>> START
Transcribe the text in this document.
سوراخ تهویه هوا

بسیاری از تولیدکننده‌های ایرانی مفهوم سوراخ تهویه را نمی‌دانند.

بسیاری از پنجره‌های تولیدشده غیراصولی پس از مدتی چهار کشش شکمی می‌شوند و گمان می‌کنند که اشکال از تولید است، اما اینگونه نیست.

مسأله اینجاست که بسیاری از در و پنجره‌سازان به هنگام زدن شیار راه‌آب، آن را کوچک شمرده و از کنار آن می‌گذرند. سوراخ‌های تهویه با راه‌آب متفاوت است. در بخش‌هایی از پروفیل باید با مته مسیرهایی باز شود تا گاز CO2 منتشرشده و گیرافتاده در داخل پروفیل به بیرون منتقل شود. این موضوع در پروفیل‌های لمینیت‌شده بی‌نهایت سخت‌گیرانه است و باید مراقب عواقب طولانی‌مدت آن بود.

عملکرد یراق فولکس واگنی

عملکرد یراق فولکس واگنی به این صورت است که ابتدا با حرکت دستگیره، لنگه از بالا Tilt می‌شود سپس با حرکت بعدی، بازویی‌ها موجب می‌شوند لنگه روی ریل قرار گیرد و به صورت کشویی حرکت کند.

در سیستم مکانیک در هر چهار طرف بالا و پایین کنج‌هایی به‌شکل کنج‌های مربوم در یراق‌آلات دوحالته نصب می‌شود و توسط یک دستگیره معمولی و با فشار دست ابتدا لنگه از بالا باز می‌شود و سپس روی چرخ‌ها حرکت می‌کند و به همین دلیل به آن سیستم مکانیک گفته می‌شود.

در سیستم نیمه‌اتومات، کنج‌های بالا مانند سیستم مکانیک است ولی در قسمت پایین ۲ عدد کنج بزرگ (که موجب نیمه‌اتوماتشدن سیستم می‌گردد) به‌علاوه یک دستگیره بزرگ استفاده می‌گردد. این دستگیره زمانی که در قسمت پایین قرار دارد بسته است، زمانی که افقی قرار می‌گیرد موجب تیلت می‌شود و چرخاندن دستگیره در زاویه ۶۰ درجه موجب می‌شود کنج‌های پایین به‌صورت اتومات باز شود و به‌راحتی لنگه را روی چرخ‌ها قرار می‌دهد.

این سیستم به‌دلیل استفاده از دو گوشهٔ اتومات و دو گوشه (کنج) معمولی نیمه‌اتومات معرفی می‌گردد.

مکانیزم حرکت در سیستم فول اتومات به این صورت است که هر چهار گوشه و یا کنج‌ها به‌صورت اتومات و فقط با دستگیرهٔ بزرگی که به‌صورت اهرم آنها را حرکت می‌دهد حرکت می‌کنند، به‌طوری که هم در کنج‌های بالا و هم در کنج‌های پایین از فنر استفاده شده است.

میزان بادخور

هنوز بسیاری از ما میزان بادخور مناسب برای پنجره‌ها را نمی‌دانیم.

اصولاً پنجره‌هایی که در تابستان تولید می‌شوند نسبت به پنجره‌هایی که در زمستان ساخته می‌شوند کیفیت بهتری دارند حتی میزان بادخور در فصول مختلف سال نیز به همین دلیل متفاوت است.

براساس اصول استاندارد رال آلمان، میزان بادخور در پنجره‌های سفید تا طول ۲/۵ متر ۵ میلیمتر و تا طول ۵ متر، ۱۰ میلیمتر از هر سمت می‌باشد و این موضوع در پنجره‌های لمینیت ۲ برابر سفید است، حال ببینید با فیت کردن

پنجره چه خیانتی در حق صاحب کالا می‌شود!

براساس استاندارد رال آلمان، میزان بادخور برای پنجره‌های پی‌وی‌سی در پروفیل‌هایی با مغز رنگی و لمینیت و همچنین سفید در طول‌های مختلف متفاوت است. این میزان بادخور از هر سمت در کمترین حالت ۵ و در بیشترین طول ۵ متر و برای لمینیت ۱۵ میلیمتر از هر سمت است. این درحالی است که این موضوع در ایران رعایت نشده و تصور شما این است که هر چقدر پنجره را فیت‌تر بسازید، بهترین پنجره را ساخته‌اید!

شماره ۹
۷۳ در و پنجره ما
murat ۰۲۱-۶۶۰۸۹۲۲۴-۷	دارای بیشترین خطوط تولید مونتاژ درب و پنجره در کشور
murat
>> END
Identify the lines in the records above that contain the word "فولکس", then state how many there are and nothing more.

2